[Start of Stored rows]

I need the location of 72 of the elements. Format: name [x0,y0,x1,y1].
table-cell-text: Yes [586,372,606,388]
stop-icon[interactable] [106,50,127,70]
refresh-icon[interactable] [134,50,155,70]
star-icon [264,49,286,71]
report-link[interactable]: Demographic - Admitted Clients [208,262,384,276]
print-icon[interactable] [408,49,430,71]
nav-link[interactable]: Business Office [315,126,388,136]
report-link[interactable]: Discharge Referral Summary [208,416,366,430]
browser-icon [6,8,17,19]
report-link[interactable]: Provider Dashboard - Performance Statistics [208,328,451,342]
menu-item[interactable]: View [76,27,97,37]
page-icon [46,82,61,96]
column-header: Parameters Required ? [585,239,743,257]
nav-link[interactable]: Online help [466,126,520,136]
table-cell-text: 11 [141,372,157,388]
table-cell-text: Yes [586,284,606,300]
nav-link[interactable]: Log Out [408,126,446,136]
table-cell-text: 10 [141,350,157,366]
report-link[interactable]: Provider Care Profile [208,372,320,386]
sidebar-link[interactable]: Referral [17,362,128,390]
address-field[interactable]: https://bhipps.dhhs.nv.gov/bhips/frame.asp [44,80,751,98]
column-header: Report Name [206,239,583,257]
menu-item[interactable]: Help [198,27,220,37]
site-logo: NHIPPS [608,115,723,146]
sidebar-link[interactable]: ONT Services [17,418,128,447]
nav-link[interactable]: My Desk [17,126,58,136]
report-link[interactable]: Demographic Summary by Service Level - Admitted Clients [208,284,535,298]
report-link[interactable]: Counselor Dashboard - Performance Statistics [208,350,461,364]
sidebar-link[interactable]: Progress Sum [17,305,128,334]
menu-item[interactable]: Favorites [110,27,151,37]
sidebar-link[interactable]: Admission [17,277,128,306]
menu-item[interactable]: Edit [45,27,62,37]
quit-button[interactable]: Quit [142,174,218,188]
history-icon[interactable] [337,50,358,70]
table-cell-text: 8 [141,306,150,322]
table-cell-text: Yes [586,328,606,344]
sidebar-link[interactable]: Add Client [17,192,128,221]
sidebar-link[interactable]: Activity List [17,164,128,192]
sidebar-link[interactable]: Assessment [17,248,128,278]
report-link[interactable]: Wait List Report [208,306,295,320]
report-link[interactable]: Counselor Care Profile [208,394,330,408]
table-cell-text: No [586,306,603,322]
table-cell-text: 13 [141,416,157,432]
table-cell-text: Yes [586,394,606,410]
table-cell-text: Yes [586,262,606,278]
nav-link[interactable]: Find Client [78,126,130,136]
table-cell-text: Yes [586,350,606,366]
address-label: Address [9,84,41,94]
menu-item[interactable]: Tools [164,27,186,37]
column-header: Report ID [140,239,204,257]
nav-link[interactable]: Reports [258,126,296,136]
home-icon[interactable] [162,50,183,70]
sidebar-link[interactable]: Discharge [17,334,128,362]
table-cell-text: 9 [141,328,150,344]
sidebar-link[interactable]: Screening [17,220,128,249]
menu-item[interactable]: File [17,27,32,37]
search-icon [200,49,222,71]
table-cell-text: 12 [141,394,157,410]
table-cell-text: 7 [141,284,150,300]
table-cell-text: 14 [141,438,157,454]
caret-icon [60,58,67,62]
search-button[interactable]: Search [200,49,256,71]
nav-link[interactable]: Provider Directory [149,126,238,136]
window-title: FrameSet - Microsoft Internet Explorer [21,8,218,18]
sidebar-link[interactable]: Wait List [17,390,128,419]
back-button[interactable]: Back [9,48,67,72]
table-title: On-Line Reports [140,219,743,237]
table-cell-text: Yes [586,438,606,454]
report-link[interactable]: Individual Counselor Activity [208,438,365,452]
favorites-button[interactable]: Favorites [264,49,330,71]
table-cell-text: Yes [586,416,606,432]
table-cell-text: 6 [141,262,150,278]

[End of Stored rows]
[Start of Stored rows]

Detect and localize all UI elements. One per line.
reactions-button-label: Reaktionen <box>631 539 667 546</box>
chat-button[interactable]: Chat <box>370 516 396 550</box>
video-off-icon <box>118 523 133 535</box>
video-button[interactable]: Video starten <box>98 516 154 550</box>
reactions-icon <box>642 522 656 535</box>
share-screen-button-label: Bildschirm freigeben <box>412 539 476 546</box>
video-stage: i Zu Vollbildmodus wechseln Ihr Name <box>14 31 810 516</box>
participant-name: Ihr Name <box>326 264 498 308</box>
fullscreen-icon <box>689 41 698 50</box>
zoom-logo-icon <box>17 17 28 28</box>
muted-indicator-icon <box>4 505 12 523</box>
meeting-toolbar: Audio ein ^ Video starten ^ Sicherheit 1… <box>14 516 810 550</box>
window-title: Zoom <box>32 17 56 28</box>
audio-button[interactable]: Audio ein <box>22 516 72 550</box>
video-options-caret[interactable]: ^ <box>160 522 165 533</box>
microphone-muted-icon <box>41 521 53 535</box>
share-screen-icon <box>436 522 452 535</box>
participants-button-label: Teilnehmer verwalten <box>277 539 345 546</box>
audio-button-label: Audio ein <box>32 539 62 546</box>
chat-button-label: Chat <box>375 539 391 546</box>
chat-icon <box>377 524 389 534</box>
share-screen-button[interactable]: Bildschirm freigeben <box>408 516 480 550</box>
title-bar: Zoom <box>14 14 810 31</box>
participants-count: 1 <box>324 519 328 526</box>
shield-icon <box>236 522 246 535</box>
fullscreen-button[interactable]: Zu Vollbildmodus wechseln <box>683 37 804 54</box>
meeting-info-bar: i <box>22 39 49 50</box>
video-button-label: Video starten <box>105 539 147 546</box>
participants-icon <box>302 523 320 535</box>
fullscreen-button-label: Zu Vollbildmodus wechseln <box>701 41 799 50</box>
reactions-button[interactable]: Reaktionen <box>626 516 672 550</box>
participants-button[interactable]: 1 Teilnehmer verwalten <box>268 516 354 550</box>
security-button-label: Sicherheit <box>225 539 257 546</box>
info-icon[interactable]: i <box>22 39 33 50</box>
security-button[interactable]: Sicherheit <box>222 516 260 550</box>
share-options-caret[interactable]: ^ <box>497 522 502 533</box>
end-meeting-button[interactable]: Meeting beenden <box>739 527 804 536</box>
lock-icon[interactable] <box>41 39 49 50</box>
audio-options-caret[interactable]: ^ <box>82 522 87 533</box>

[End of Stored rows]

### Problem to solve
Copy the records above exactly as they appear, everything from the line containing "Detect and localize" down to the line containing "chat-button-label: Chat <box>375", with both of those lines included.

### Expected output
Detect and localize all UI elements. One per line.
reactions-button-label: Reaktionen <box>631 539 667 546</box>
chat-button[interactable]: Chat <box>370 516 396 550</box>
video-off-icon <box>118 523 133 535</box>
video-button[interactable]: Video starten <box>98 516 154 550</box>
reactions-icon <box>642 522 656 535</box>
share-screen-button-label: Bildschirm freigeben <box>412 539 476 546</box>
video-stage: i Zu Vollbildmodus wechseln Ihr Name <box>14 31 810 516</box>
participant-name: Ihr Name <box>326 264 498 308</box>
fullscreen-icon <box>689 41 698 50</box>
zoom-logo-icon <box>17 17 28 28</box>
muted-indicator-icon <box>4 505 12 523</box>
meeting-toolbar: Audio ein ^ Video starten ^ Sicherheit 1… <box>14 516 810 550</box>
window-title: Zoom <box>32 17 56 28</box>
audio-button[interactable]: Audio ein <box>22 516 72 550</box>
video-options-caret[interactable]: ^ <box>160 522 165 533</box>
microphone-muted-icon <box>41 521 53 535</box>
share-screen-icon <box>436 522 452 535</box>
participants-button-label: Teilnehmer verwalten <box>277 539 345 546</box>
audio-button-label: Audio ein <box>32 539 62 546</box>
chat-button-label: Chat <box>375 539 391 546</box>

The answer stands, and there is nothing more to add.